┏━━

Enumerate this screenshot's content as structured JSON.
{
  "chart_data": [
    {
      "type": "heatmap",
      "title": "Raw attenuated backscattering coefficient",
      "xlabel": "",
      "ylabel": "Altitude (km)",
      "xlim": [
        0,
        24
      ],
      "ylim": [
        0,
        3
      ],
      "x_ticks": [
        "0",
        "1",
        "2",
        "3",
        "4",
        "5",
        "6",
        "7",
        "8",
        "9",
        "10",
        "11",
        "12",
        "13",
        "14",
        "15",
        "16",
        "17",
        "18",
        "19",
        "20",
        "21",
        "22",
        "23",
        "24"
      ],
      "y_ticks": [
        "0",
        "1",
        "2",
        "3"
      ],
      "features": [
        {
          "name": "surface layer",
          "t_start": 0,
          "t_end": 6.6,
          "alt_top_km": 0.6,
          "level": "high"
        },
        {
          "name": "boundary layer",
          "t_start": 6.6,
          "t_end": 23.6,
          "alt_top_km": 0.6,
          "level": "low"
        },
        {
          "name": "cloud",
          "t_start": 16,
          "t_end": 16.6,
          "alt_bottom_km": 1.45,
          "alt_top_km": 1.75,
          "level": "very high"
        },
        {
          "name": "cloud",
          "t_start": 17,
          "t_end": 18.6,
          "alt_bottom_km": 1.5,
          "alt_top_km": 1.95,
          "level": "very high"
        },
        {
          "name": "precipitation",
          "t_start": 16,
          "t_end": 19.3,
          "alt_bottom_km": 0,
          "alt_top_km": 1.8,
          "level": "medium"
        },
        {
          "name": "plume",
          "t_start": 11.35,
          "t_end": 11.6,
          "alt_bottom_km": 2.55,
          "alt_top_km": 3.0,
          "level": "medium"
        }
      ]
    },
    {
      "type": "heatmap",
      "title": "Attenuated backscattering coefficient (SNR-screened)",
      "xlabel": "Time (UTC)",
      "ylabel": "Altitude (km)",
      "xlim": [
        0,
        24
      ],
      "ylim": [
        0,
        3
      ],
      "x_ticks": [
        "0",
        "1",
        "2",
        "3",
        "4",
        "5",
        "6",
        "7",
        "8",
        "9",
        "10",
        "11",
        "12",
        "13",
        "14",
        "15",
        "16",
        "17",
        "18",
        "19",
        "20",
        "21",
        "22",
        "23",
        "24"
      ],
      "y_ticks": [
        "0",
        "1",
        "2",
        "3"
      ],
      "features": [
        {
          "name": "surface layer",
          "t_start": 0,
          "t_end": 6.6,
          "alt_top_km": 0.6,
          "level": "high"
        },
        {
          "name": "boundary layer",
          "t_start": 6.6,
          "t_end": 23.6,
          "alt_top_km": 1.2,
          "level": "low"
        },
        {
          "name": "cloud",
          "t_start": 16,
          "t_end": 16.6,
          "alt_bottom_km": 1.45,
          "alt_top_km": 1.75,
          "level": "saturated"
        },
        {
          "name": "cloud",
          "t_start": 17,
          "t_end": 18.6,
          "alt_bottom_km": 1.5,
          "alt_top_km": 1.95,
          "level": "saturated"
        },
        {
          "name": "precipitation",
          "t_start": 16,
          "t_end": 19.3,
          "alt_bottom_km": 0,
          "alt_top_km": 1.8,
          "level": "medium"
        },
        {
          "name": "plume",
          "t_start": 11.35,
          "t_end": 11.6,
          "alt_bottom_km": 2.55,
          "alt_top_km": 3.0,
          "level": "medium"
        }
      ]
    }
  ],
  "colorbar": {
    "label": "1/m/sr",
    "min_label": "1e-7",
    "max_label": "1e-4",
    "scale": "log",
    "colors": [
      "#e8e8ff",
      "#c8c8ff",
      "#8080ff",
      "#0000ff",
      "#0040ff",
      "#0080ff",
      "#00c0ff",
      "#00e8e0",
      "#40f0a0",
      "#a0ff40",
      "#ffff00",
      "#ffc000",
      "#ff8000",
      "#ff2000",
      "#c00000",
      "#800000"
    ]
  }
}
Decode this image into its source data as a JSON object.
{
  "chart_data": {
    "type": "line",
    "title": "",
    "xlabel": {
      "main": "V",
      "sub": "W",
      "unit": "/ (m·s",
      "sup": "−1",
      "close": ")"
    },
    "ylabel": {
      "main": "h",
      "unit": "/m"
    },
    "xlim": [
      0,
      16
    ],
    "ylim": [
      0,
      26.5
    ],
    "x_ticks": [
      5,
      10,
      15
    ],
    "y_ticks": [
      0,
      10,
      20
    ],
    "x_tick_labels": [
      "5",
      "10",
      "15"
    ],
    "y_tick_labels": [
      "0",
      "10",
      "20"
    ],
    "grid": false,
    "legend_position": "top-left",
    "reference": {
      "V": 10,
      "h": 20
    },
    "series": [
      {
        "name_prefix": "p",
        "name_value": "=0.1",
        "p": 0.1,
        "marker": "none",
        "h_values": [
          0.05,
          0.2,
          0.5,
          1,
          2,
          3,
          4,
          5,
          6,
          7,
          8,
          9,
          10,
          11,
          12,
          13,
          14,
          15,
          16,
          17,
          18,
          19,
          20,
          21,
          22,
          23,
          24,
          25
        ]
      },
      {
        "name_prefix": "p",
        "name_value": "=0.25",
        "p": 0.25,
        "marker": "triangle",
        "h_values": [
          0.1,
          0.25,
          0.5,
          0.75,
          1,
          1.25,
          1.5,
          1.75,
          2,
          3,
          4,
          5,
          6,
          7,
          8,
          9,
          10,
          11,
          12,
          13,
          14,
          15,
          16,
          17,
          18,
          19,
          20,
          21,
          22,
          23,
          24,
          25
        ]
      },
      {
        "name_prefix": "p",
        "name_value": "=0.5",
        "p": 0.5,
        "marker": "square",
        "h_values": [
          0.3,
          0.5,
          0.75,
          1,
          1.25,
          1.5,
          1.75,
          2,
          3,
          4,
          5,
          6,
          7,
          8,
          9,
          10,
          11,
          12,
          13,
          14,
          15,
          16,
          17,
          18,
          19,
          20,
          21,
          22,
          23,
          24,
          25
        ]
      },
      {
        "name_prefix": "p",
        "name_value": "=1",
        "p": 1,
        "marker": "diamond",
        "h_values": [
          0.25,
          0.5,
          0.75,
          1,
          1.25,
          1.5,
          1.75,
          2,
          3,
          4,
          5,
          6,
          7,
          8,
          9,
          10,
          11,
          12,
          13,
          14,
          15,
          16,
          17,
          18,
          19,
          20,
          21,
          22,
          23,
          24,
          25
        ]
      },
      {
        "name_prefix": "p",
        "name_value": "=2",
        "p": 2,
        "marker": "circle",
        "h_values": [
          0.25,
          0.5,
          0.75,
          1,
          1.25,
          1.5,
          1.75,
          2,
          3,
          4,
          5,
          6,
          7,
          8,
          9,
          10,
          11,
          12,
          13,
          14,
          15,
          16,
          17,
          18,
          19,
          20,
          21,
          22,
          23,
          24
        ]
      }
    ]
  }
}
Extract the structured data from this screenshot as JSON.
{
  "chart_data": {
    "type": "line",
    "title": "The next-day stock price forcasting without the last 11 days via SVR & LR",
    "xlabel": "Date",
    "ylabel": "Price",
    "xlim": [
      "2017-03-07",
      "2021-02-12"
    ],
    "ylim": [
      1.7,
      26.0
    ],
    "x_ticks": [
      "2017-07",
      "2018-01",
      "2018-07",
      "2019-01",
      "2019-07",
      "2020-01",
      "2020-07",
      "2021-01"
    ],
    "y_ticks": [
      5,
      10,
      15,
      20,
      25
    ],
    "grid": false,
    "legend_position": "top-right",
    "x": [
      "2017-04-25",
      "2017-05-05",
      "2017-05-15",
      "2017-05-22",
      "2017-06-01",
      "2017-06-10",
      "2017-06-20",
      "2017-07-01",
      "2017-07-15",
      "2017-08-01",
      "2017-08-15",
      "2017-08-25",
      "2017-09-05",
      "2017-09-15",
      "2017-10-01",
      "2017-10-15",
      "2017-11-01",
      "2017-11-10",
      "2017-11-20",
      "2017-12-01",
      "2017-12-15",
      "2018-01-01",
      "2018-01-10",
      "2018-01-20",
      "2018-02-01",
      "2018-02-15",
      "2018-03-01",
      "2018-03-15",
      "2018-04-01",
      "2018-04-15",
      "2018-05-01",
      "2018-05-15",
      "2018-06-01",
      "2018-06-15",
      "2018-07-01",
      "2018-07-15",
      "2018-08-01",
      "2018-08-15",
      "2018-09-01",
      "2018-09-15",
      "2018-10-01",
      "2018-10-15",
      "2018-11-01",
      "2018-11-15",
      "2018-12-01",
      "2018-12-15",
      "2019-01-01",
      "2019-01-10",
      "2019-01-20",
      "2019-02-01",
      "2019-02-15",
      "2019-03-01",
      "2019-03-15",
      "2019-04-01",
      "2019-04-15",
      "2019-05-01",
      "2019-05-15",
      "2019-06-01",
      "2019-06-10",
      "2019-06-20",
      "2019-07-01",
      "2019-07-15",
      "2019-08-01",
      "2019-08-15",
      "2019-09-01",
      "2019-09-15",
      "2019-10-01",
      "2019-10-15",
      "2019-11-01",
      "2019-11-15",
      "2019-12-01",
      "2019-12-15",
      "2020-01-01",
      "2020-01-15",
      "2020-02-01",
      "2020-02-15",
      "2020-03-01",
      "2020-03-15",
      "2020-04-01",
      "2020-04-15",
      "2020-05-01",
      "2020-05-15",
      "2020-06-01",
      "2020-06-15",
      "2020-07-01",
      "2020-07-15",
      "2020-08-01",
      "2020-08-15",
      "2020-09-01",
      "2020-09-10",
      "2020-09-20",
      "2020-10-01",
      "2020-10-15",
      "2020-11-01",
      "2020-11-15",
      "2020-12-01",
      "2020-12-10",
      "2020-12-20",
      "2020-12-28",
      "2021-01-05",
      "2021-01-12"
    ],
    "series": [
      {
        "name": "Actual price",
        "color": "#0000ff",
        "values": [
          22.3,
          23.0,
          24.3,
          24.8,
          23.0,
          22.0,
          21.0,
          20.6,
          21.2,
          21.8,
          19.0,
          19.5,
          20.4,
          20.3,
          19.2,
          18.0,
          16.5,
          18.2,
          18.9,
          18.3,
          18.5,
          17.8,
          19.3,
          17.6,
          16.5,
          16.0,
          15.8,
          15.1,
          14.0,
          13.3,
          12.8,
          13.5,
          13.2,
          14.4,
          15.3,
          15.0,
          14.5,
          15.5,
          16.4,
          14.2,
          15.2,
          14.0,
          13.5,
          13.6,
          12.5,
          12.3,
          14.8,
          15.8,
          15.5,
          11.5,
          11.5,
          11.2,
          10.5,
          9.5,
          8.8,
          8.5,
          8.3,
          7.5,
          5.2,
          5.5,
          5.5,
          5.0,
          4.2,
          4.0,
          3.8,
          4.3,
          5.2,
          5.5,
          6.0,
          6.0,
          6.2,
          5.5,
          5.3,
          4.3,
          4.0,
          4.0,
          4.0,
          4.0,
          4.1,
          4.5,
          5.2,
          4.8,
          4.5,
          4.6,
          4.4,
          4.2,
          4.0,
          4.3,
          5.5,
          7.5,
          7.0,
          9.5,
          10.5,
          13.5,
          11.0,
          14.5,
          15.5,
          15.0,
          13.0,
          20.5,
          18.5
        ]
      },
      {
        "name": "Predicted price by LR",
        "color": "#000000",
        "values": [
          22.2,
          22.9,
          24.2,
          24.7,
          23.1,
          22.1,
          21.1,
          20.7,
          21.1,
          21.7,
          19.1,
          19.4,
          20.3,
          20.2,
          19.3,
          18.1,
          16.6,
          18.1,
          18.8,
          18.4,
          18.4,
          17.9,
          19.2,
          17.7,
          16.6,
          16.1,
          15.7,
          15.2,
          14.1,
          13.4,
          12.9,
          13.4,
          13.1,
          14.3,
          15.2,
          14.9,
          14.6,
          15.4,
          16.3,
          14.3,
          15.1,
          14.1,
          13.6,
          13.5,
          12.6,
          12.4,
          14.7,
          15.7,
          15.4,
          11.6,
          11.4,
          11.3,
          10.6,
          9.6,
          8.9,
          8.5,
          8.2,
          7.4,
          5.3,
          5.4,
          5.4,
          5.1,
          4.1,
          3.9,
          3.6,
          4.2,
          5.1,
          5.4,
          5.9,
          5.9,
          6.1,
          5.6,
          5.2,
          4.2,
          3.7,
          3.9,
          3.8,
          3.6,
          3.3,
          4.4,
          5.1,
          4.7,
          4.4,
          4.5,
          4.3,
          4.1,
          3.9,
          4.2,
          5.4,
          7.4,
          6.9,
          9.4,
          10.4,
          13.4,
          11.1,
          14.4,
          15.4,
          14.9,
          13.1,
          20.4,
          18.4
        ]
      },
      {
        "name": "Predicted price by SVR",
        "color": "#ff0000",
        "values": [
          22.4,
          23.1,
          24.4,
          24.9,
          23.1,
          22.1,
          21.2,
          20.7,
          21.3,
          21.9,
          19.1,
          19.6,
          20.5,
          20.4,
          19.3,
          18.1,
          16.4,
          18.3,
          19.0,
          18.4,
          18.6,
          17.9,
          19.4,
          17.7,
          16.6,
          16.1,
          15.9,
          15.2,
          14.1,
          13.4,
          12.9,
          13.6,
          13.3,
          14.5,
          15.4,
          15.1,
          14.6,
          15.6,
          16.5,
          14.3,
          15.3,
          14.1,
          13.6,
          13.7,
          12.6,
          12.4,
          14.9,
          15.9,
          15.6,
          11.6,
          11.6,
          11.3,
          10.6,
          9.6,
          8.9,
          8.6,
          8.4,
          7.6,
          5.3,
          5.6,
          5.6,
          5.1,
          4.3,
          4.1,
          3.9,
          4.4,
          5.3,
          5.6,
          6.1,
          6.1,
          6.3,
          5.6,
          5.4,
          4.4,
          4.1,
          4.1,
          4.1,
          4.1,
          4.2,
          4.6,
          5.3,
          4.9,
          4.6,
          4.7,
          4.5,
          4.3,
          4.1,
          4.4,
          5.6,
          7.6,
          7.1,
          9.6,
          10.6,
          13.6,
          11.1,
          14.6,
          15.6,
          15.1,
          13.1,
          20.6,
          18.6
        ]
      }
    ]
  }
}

┗━━

Report how many lines of the entries hold the string "marker". Provide the number alone.

— Output —
5